Exercise directions:
Search the listing below for the string "Photometric" and copy every line where it occurs.

Exercise input:
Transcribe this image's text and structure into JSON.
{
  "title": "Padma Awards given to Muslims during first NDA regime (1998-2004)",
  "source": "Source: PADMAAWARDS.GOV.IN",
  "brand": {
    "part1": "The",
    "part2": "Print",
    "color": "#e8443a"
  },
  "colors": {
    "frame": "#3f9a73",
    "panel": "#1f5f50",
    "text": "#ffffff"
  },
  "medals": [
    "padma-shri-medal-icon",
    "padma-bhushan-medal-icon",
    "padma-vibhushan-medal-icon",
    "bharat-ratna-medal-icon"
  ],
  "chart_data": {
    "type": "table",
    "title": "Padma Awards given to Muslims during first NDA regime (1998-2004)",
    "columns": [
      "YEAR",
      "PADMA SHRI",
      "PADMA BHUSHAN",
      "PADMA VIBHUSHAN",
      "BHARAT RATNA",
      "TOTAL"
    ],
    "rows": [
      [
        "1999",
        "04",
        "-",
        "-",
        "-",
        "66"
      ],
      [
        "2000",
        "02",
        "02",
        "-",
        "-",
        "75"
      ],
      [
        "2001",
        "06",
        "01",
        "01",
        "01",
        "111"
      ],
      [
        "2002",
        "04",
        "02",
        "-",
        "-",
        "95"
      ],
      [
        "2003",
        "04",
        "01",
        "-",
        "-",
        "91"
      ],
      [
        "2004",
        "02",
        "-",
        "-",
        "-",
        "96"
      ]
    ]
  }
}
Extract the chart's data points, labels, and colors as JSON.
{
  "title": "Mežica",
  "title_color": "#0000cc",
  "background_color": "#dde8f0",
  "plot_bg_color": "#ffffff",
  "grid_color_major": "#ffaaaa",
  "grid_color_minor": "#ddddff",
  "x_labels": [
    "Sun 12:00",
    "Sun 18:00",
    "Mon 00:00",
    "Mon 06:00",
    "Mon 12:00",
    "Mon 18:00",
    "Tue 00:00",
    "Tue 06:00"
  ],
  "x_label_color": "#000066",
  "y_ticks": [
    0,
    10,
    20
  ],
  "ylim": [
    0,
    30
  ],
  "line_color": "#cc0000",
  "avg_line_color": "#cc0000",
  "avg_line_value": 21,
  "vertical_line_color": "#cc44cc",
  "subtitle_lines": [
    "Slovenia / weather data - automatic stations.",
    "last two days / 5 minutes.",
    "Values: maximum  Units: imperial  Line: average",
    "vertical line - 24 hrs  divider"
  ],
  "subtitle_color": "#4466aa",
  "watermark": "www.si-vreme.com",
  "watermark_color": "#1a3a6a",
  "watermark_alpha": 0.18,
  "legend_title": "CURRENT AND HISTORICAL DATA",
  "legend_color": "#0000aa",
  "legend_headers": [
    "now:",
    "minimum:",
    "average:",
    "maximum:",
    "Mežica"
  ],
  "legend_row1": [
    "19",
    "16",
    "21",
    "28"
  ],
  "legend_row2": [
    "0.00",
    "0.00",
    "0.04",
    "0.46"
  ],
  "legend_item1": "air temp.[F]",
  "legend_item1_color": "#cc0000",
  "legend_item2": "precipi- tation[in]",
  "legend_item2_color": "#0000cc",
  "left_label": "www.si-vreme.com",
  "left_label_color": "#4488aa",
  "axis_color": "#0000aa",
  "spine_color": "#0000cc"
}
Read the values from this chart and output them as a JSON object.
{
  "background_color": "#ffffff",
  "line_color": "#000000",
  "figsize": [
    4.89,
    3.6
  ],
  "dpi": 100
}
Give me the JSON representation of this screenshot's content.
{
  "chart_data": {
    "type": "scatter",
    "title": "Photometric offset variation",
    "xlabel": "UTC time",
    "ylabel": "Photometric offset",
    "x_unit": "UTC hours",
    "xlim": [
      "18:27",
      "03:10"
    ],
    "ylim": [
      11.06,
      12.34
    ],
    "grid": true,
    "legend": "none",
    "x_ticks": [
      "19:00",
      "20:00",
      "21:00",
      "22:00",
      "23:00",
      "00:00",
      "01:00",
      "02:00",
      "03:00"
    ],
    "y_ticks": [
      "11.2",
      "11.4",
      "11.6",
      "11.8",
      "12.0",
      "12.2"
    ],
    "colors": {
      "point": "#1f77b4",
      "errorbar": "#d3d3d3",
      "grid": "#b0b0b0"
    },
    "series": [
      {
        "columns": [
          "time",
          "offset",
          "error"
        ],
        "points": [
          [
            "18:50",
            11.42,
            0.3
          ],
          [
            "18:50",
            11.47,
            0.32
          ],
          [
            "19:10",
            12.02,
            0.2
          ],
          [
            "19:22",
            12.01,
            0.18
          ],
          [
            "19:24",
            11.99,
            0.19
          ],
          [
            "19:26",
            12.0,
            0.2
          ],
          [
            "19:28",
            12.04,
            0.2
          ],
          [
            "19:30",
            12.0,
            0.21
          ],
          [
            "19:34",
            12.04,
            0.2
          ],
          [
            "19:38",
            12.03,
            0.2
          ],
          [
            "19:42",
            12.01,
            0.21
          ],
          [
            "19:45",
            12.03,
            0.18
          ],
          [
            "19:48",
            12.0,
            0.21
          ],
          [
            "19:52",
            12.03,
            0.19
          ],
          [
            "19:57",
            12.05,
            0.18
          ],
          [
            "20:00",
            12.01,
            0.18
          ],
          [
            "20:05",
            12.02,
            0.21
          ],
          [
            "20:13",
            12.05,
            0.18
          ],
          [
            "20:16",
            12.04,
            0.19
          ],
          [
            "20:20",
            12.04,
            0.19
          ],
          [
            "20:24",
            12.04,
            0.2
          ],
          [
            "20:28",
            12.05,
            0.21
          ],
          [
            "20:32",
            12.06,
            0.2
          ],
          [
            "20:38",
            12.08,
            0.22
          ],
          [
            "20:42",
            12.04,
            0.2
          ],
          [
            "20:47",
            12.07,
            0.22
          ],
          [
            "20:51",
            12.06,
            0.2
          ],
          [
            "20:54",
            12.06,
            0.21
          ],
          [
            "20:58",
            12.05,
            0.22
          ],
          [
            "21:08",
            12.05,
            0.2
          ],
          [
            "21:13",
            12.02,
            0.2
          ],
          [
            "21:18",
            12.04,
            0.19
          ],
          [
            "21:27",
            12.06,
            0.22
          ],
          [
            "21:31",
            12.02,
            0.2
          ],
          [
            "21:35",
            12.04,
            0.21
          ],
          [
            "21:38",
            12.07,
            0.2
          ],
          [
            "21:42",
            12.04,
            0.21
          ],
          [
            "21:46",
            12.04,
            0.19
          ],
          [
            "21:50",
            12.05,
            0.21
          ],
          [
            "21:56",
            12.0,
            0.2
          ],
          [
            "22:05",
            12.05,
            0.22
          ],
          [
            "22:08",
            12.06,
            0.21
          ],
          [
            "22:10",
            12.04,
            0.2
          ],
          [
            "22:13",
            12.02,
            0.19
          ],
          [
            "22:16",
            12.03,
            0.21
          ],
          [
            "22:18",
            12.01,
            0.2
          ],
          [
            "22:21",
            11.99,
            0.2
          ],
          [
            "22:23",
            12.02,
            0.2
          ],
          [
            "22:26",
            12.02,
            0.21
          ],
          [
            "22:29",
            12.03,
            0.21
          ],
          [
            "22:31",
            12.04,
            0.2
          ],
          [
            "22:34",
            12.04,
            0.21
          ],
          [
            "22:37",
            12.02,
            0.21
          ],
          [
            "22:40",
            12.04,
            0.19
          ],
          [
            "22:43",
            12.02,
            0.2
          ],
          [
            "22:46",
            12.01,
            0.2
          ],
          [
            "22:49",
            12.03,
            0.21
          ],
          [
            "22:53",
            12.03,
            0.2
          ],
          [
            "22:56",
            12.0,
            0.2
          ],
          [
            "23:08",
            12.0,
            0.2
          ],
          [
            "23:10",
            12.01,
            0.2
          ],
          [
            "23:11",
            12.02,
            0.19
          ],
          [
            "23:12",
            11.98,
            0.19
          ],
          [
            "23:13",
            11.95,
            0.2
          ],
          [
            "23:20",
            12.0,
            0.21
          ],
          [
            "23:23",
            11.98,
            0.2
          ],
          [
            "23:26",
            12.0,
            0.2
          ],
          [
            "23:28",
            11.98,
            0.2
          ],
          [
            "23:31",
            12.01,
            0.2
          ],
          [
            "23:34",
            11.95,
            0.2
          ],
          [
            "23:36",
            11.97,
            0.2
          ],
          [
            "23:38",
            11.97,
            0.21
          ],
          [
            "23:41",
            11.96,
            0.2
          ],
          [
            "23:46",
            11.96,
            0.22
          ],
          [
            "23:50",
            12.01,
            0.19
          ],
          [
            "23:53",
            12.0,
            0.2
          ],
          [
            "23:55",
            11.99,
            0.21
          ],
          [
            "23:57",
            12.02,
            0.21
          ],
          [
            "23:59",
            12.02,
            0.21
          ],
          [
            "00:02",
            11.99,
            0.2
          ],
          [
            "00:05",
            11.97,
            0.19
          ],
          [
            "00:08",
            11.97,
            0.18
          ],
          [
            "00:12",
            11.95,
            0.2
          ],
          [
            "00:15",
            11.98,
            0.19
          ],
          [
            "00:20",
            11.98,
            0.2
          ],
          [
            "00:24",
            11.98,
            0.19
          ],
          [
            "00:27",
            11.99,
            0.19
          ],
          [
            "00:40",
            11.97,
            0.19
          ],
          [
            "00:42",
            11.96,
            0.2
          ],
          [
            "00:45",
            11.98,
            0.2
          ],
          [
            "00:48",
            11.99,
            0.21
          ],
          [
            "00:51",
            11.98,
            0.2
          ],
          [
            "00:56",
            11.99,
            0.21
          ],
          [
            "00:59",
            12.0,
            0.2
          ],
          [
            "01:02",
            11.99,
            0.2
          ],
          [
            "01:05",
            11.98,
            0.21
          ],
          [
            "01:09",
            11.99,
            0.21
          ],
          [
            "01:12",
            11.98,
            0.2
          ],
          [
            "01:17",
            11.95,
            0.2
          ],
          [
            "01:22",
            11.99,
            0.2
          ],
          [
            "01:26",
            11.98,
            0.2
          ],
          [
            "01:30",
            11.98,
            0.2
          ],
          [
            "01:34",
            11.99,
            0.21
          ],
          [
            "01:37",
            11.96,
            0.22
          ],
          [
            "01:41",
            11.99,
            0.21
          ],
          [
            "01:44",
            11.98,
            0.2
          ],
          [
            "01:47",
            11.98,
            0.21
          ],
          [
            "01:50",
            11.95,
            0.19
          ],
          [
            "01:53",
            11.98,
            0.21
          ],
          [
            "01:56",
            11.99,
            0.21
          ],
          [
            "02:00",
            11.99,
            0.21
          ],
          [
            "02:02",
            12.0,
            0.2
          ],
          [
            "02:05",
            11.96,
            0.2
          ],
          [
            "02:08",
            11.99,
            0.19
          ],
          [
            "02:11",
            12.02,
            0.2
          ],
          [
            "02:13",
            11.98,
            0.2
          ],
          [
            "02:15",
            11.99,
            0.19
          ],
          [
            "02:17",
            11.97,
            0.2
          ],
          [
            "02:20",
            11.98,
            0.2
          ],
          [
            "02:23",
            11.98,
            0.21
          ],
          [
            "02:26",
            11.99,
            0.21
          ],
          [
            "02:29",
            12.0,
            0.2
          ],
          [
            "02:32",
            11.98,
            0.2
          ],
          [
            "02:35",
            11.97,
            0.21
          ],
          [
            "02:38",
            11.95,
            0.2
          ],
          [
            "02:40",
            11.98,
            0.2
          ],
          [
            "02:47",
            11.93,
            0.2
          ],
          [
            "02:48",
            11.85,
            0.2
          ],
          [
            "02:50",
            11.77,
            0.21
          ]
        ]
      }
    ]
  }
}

Response:
    "title": "Photometric offset variation",
    "ylabel": "Photometric offset",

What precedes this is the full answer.